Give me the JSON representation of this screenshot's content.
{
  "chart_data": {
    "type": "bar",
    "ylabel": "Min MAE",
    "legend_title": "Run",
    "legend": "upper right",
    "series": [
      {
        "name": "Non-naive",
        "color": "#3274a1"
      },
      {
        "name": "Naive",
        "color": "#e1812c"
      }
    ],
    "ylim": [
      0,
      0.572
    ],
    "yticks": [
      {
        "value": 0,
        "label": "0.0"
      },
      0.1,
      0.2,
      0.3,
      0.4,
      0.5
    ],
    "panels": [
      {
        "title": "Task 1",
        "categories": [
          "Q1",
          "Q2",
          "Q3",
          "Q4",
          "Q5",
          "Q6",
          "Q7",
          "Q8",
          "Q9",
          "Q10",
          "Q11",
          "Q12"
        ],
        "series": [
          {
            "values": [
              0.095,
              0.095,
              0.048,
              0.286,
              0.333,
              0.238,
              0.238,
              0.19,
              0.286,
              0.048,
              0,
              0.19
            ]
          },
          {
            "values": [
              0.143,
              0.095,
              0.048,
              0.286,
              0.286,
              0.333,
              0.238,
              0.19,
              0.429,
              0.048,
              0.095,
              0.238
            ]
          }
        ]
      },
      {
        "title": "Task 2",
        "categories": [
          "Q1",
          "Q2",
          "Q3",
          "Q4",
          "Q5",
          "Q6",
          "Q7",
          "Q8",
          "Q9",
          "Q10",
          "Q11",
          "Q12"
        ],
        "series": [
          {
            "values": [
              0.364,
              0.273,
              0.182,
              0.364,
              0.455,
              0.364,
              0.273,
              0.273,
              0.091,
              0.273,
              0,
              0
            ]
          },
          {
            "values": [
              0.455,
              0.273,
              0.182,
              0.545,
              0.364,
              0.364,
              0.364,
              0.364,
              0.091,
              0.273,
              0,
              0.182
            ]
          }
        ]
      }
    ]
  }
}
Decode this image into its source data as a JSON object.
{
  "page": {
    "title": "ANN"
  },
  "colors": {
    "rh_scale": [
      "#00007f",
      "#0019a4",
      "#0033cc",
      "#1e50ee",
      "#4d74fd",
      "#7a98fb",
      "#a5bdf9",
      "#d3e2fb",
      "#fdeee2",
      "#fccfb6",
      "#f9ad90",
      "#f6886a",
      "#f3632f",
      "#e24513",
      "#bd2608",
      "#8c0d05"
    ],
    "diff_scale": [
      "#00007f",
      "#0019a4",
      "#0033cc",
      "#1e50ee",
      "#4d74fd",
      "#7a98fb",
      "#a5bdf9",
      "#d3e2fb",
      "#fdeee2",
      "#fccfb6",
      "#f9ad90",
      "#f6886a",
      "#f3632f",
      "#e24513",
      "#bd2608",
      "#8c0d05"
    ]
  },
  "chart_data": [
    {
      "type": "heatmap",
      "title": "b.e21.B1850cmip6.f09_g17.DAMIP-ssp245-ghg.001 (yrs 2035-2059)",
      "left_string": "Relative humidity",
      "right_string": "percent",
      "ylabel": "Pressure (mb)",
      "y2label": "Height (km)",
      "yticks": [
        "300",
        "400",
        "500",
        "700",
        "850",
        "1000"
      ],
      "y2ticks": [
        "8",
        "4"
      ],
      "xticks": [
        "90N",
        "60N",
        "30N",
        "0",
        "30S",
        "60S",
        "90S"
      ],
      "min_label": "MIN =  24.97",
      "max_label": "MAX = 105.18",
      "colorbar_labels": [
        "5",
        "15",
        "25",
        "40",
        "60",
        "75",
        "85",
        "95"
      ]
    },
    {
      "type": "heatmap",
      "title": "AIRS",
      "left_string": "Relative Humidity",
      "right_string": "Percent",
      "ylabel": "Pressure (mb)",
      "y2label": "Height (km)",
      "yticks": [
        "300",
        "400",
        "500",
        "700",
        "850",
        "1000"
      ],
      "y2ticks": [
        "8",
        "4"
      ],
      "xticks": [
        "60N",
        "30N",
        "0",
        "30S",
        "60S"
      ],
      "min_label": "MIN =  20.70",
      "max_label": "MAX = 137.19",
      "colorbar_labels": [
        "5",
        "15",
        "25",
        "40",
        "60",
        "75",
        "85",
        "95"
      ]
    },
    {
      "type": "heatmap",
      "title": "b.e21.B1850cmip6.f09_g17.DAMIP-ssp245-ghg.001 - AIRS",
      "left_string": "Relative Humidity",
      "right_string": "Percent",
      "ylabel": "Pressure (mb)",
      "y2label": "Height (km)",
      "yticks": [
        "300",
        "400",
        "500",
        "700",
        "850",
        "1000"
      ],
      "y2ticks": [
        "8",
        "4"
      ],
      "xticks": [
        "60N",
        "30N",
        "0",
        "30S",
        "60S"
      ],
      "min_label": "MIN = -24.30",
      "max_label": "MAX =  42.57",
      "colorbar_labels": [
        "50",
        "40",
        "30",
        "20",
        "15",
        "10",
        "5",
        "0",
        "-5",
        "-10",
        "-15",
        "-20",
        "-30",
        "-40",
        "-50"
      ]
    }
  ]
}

****************************************

(Instruction): Find how many lines in the listing contain the word "DAMIP" and give that count alone.

(Task result): 2